**Short problem**
Isolate every line in the data with the string "Manager" and copy it.

**Supplied material**
↓

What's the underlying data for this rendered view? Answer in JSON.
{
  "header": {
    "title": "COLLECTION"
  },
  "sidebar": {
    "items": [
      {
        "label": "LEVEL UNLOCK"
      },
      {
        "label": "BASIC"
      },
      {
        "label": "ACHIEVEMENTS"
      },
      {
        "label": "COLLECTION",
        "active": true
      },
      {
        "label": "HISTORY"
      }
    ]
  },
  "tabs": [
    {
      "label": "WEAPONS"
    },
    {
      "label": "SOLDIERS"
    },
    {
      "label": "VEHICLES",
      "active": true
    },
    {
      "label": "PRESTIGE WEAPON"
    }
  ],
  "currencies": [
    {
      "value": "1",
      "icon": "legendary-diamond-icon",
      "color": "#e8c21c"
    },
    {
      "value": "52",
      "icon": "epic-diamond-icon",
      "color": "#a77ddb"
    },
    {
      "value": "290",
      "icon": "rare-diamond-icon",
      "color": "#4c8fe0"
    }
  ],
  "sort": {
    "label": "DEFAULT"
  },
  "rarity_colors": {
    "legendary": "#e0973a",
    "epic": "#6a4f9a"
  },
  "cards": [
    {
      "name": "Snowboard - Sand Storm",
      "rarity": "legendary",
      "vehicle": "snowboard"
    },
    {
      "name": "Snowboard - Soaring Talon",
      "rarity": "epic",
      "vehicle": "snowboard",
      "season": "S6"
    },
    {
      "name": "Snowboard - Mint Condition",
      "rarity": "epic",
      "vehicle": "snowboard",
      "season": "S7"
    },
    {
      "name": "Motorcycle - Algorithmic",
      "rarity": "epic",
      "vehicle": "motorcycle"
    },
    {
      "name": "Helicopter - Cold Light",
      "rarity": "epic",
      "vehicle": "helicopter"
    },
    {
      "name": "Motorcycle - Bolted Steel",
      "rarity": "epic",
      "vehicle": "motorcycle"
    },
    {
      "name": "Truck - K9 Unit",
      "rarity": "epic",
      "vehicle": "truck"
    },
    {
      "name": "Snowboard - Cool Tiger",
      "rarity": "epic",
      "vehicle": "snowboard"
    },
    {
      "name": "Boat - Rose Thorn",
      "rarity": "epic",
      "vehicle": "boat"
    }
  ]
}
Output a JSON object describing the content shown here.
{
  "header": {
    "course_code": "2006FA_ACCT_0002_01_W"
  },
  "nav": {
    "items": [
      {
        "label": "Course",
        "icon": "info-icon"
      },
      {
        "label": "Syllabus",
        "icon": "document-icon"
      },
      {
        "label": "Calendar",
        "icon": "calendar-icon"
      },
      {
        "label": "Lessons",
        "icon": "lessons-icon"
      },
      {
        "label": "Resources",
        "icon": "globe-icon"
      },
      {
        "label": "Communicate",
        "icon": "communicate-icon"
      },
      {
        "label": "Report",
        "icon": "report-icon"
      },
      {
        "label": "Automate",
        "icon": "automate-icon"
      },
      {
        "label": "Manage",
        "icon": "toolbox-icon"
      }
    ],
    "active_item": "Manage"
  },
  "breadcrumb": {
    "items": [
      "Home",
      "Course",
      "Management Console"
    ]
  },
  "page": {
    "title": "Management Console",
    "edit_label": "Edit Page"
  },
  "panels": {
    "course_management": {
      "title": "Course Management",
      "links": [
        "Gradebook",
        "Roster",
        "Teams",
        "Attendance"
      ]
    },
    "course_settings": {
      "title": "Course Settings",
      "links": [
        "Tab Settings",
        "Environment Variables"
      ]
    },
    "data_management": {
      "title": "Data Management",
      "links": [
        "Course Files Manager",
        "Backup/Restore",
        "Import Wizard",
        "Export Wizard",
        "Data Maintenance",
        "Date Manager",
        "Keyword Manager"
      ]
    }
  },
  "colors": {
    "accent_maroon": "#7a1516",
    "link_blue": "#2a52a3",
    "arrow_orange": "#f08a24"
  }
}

↑

**Solution to this problem**
        "Course Files Manager",
        "Date Manager",
        "Keyword Manager"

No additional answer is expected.